# 9.2 channels with a 7.2 receiver?



## hockeypucks (Aug 16, 2013)

I'm in the planning stages of my dedicated HT build and will probably future proof as much as I can with wiring for 11.4 but I have a question about my receiver. I have the Onkyo 818 which is 7.2 but is there a way to utilize all 4 surround speakers AND have a front wide setup? Can I use external amps for the extra 2 channels I would need or does the receiver max out at 7 signals? I've never owned a receiver with amp pre outs before though I do understand the concept behind application. Thanks for the help.


----------



## phillihp23 (Mar 14, 2012)

hockeypucks said:


> I'm in the planning stages of my dedicated HT build and will probably future proof as much as I can with wiring for 11.4 but I have a question about my receiver. I have the Onkyo 818 which is 7.2 but is there a way to utilize all 4 surround speakers AND have a front wide setup? Can I use external amps for the extra 2 channels I would need or does the receiver max out at 7 signals? I've never owned a receiver with amp pre outs before though I do understand the concept behind application. Thanks for the help.


According to the specs on the Onkyo site it appears to do 9.2. It appears to do 7 channels off the internal amps and then the two subs and 2 additional channel have to be done through the LFE and Analog Pre-Outs. Which means you need the subs to have internal amps and an external amplifier to run the two additional channels. Typically you will put the front left and right on the external amp and run the other channels off the receiver. This is to get more power to the typically largest speakers, your left and right front speakers. 

For examply my receiver is 9 channel internal off the receiver and i run the additional channels analog pre-out for a 11.2 system.


----------



## hockeypucks (Aug 16, 2013)

phillihp23 said:


> According to the specs on the Onkyo site it appears to do 9.2. It appears to do 7 channels off the internal amps and then the two subs and 2 additional channel have to be done through the LFE and Analog Pre-Outs. Which means you need the subs to have internal amps and an external amplifier to run the two additional channels. Typically you will put the front left and right on the external amp and run the other channels off the receiver. This is to get more power to the typically largest speakers, your left and right front speakers.
> 
> For examply my receiver is 9 channel internal off the receiver and i run the additional channels analog pre-out for a 11.2 system.


Perfect, thank you for the clarification. I haven't spent a lot of time with the receiver yet since it's still unopened in the box but I like hearing that I should be able to drive 9 speakers with it. Can you tell a difference with your 11 speaker system over a standard 7.1? Would it be worth my time buying a 2 channel amp to drive the two front mains? Thanks again.


----------



## KelvinS1965 (Feb 6, 2011)
+ + + +
* Your instructions:
Carry the forum thread on driving nine channels from a 7.2 receiver forward from the point where it stops. The rows that come next have no connection to the forum thread on running extra channels from a 7.2 receiver.

(Data drawn from a collection)
+ + + +
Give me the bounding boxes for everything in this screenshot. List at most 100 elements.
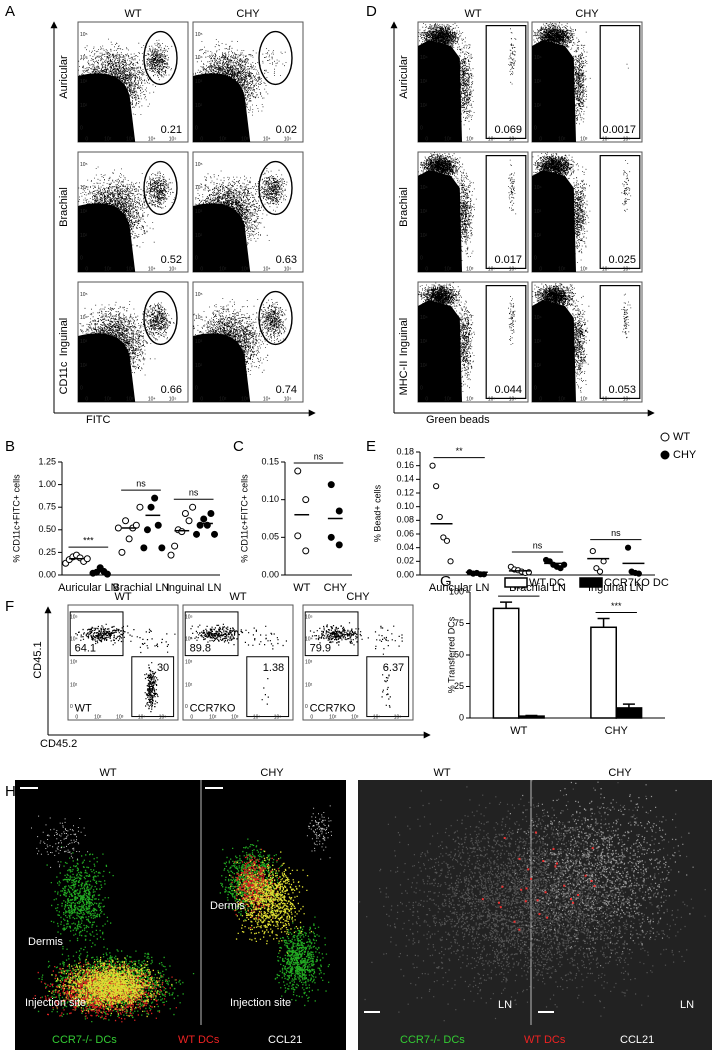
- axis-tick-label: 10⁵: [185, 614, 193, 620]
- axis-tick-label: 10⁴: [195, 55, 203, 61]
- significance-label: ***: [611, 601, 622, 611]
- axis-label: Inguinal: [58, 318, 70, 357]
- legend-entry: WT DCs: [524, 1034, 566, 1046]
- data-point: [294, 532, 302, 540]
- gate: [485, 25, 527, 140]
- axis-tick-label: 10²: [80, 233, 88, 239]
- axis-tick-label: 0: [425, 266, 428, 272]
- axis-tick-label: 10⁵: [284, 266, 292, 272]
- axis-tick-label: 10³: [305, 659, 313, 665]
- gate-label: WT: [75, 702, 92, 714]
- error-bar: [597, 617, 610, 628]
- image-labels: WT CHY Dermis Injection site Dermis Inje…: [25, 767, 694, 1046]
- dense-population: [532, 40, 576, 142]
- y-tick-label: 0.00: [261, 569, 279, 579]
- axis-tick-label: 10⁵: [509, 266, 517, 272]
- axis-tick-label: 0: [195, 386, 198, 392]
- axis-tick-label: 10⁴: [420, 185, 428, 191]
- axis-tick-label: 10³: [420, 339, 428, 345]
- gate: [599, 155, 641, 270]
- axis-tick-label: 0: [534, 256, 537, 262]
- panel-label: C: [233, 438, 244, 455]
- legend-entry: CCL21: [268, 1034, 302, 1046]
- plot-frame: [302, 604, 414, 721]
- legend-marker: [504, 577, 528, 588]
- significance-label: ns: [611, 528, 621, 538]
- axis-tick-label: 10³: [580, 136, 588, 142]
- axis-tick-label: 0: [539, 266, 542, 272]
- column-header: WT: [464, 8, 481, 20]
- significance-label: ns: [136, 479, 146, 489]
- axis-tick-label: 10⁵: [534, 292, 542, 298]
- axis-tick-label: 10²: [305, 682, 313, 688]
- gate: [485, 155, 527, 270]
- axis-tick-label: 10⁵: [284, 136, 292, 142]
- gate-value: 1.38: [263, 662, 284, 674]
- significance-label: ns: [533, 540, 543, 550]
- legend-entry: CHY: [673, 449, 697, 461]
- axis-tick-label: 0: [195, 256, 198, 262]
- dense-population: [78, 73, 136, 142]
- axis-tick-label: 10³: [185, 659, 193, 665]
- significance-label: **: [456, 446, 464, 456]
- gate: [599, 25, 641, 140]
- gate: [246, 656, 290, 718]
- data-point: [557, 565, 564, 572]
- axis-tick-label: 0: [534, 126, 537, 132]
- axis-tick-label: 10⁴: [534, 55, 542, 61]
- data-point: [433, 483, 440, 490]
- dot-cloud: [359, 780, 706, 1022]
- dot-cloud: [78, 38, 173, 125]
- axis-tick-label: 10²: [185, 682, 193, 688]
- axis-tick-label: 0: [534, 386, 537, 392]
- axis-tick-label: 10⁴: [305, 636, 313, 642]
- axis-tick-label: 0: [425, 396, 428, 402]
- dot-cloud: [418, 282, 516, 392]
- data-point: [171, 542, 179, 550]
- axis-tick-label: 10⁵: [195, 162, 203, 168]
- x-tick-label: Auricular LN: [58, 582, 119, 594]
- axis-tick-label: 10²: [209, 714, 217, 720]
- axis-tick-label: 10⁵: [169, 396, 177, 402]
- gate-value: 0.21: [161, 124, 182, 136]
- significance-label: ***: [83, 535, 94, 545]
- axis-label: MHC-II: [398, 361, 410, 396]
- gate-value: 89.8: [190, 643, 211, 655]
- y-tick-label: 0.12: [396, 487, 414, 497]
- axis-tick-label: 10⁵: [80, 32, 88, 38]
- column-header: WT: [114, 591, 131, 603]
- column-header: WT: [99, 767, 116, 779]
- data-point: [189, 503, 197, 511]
+ + + +
* In response:
Hi, I did exactly this with my 818, by using an external power amp to run my front HEIGHT speakers (could easily have been wides but physically no space for them). You just set it up in the menu for speaker configuration in the Set up menu (before running Audyssey set up if you plan to do that), which makes the pre outs 'live' once you've set this.

Unfortunately my power amp has failed so I've dropped back down to 7.2 again, but I've found that I don't really miss the front heights. Not a bad thing as I was considering replacing the temporary height speakers (M&K K15) with more expensive M&K IW85 for a better match to my MK MP150 LCR speakers. From what I understand front wides are more of a noticeable addition, though I get a kind of 'phantom wide' effect by using tripole side surrounds...would be nice if I had space to put proper wides though.


----------



## hockeypucks (Aug 16, 2013)

Awesome thanks Kelvin. I have the opposite issue, can't go height but should have room for wides. Just trying to determine if it's worth it for me to buy a separate amp for this setup. Good to know I have the option though.


----------



## phillihp23 (Mar 14, 2012)

hockeypucks said:


> Awesome thanks Kelvin. I have the opposite issue, can't go height but should have room for wides. Just trying to determine if it's worth it for me to buy a separate amp for this setup. Good to know I have the option though.


I would say front wides if your room accommodates drastically increases the sound stage, creates a more enveloping environment to listen. If you have reviewed my build thread you will see how naive I am starting out...with a 5.1 setup which i used in an apartment before buying my house. (your sound setup is dependent on your room size, environment etc.) What is needed for good sound in one environment may not work for another. In the end i bought all new speakers and did a 7.1 setup which quickly expanded to a 11.2.
I started the 11.2 expansion by adding the front wides, I put in a blu-ray with a really good soundtrack and switched the wides on and off to here the difference. Literally, I felt all the holes fill in and the sound surround me when the front wides were on. From there I moved on to the front heights. Which i find do not always add a whole lot to the experience, but sometimes noticeably help with effects like overhead planes, rain, etc.

Since i needed to purchase an independent amplifier to run the extra speakers the price difference between a 2 and 5 channel was only a few hundred bucks and I could increase the power to the main front stage by about 100 watts a channel, so that's what i did. 

I run my front L/R/C and front Wide L/R channels on an emotiva XPA5 Gen 2. The front height, sides, and rears I run off of the receiver. IMO this takes load off the receiver and hopefully extends its life, allowing it to spend its time EQing and running Auydessy DSX.


----------



## hockeypucks (Aug 16, 2013)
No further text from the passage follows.